[Collected data entries]
++++
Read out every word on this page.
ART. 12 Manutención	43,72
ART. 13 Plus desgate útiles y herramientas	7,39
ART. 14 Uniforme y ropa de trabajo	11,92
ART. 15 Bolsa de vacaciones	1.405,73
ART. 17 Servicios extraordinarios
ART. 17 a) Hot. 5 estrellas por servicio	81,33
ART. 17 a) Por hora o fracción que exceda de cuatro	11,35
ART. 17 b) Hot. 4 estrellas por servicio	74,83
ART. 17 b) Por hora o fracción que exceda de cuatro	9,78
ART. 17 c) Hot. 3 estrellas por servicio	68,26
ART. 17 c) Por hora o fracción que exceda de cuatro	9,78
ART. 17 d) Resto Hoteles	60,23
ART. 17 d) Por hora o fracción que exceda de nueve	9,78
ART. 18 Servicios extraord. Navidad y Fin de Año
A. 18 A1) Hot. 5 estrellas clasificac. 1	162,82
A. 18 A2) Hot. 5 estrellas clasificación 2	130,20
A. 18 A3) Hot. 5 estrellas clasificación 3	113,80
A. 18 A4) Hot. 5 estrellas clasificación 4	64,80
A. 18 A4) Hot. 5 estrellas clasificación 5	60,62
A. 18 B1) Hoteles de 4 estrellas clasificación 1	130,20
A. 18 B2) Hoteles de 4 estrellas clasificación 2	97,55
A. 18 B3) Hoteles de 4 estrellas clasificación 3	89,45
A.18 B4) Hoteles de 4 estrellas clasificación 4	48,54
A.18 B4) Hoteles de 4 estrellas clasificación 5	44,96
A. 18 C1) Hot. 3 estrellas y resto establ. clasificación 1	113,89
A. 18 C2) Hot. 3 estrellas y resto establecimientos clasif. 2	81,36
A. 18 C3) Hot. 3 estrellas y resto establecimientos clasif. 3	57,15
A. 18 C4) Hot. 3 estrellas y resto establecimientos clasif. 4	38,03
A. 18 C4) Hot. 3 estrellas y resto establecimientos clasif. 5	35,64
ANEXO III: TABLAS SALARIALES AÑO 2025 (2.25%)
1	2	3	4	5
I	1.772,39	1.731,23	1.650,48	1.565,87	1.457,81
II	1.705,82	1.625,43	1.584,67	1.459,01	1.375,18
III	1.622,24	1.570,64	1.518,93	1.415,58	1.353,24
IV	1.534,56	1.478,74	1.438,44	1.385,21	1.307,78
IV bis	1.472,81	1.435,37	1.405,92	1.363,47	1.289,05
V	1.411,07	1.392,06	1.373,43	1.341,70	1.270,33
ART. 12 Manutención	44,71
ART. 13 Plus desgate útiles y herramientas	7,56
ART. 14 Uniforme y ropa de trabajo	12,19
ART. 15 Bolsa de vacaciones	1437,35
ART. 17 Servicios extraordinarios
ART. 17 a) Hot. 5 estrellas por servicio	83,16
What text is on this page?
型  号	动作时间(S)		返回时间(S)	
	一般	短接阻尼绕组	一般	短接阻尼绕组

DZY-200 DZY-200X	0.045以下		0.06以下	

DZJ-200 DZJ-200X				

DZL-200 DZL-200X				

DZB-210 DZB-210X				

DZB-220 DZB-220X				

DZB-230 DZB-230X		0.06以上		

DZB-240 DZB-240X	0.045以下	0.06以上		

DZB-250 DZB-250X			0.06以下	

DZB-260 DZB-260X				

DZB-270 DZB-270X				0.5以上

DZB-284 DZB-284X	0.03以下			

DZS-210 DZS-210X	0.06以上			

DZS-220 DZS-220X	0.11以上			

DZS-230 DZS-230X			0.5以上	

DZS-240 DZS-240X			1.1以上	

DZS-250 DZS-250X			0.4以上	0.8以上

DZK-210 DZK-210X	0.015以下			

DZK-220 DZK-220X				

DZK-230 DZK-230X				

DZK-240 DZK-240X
++++
Work out how many lines above have the string "exceda" in them, and give only the number.

■ **THE REPLY**
4